WRITTEN REQUEST: Your task is to return, word for word, only the lines from the line with "Read out every word on this page." through the close of the data. Exclude all pictures.

======== DATA TO PROCESS ========

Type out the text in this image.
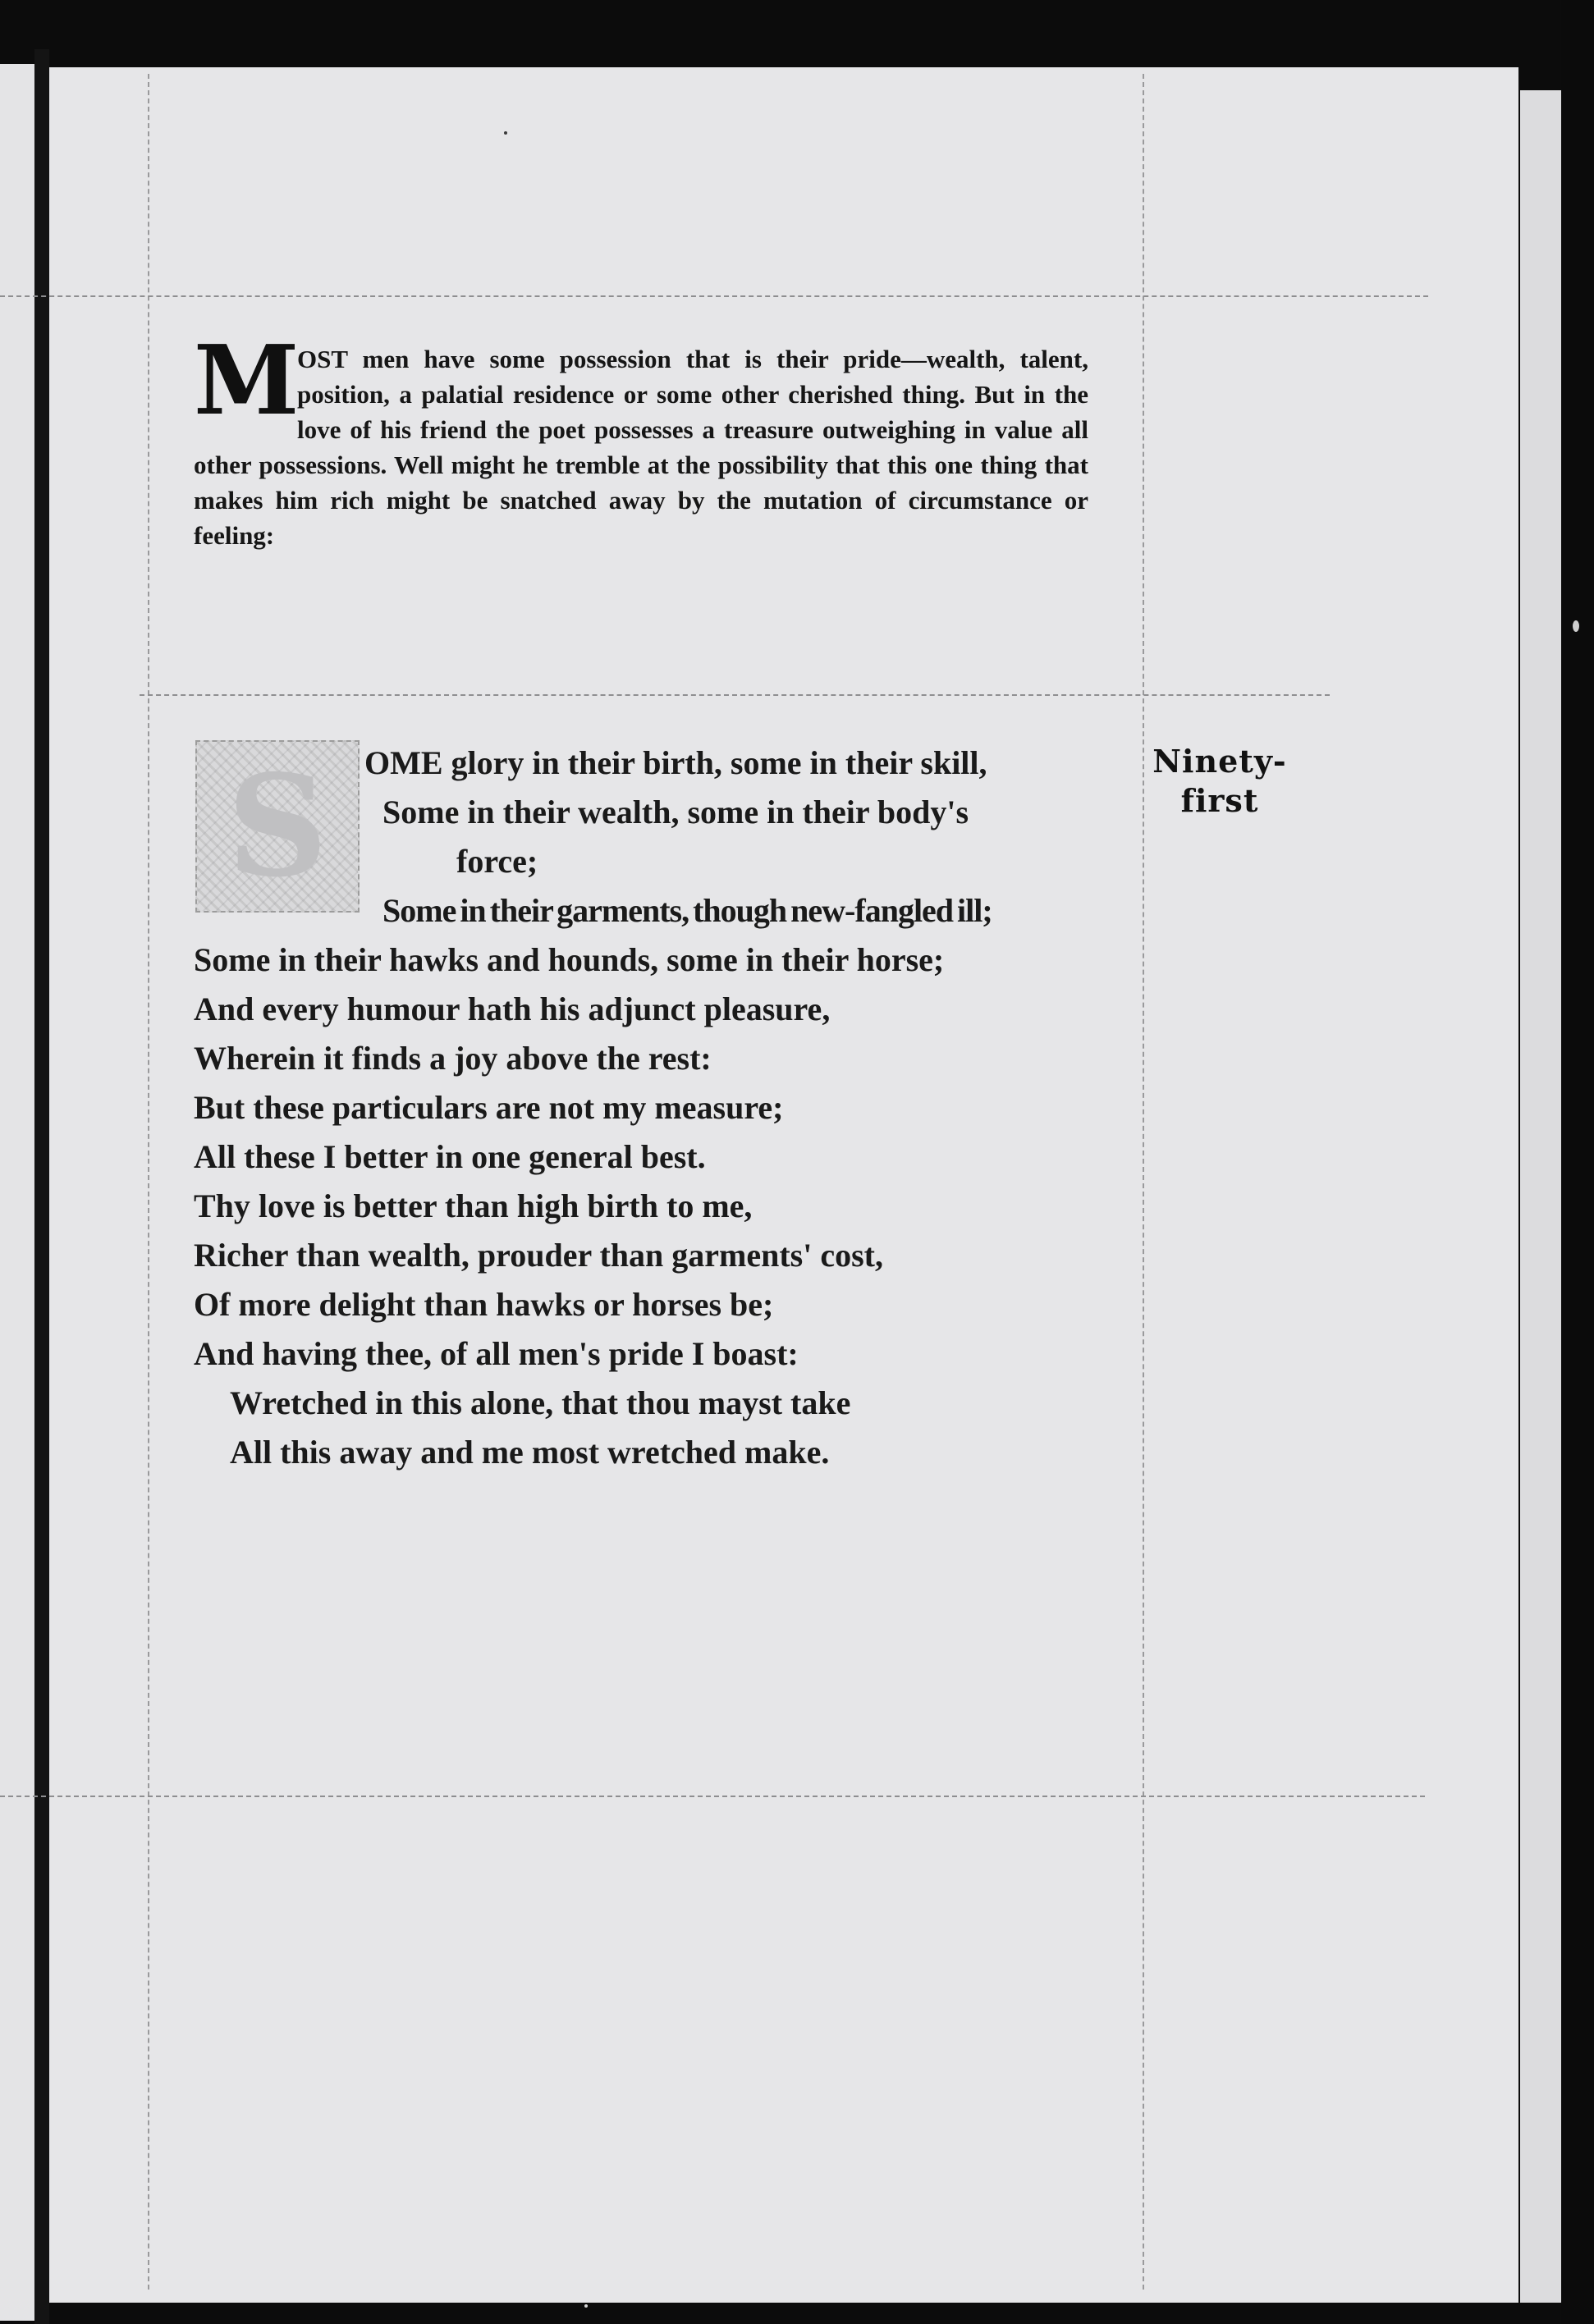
M
OST men have some possession that is their pride—wealth, talent, position, a palatial residence or some other cherished thing. But in the love of his friend the poet possesses a treasure outweighing in value all other possessions. Well might he tremble at the possibility that this one thing that makes him rich might be snatched away by the mutation of circumstance or feeling:
S	OME glory in their birth, some in their skill,
Some in their wealth, some in their body's
force;
Some in their garments, though new-fangled ill;
Some in their hawks and hounds, some in their horse;
And every humour hath his adjunct pleasure,
Wherein it finds a joy above the rest:
But these particulars are not my measure;
All these I better in one general best.
Thy love is better than high birth to me,
Richer than wealth, prouder than garments' cost,
Of more delight than hawks or horses be;
And having thee, of all men's pride I boast:
Wretched in this alone, that thou mayst take
All this away and me most wretched make.
Ninety-
first
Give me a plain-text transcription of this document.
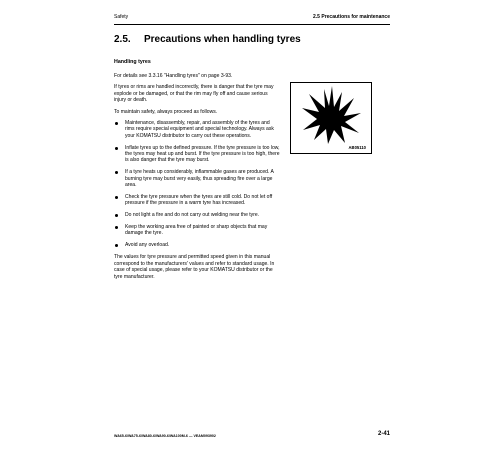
Safety	2.5 Precautions for maintenance
2.5. Precautions when handling tyres
Handling tyres

For details see 3.3.16 "Handling tyres" on page 3-93.

If tyres or rims are handled incorrectly, there is danger that the tyre may explode or be damaged, or that the rim may fly off and cause serious injury or death.

To maintain safety, always proceed as follows.

Maintenance, disassembly, repair, and assembly of the tyres and rims require special equipment and special technology. Always ask your KOMATSU distributor to carry out these operations.
Inflate tyres up to the defined pressure. If the tyre pressure is too low, the tyres may heat up and burst. If the tyre pressure is too high, there is also danger that the tyre may burst.
If a tyre heats up considerably, inflammable gases are produced. A burning tyre may burst very easily, thus spreading fire over a large area.
Check the tyre pressure when the tyres are still cold. Do not let off pressure if the pressure in a warm tyre has increased.
Do not light a fire and do not carry out welding near the tyre.
Keep the working area free of painted or sharp objects that may damage the tyre.
Avoid any overload.

The values for tyre pressure and permitted speed given in this manual correspond to the manufacturers' values and refer to standard usage. In case of special usage, please refer to your KOMATSU distributor or the tyre manufacturer.

AB05110
WA65-6/WA75-6/WA80-6/WA90-6/WA100M-6 — VEAM093902	2-41
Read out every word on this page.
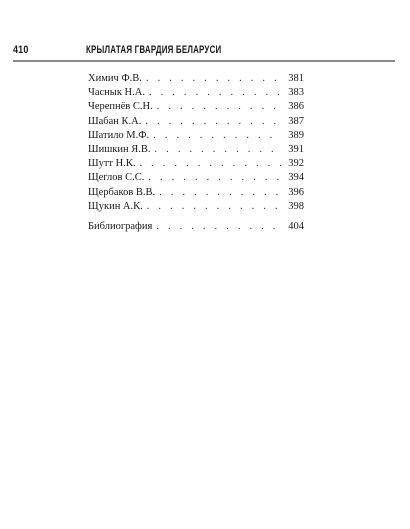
410	КРЫЛАТАЯ ГВАРДИЯ БЕЛАРУСИ
Химич Ф.В. . . .	381
Часнык Н.А. . . .	383
Черепнёв С.Н. . . .	386
Шабан К.А. . . .	387
Шатило М.Ф. . . .	389
Шишкин Я.В. . . .	391
Шутт Н.К. . . .	392
Щеглов С.С. . . .	394
Щербаков В.В. . . .	396
Щукин А.К. . . .	398
Библиография . . .	404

========

RESULT:
Read out every word on this page.
410	КРЫЛАТАЯ ГВАРДИЯ БЕЛАРУСИ
Химич Ф.В. . . .	381
Часнык Н.А. . . .	383
Черепнёв С.Н. . . .	386
Шабан К.А. . . .	387
Шатило М.Ф. . . .	389
Шишкин Я.В. . . .	391
Шутт Н.К. . . .	392
Щеглов С.С. . . .	394
Щербаков В.В. . . .	396
Щукин А.К. . . .	398
Библиография . . .	404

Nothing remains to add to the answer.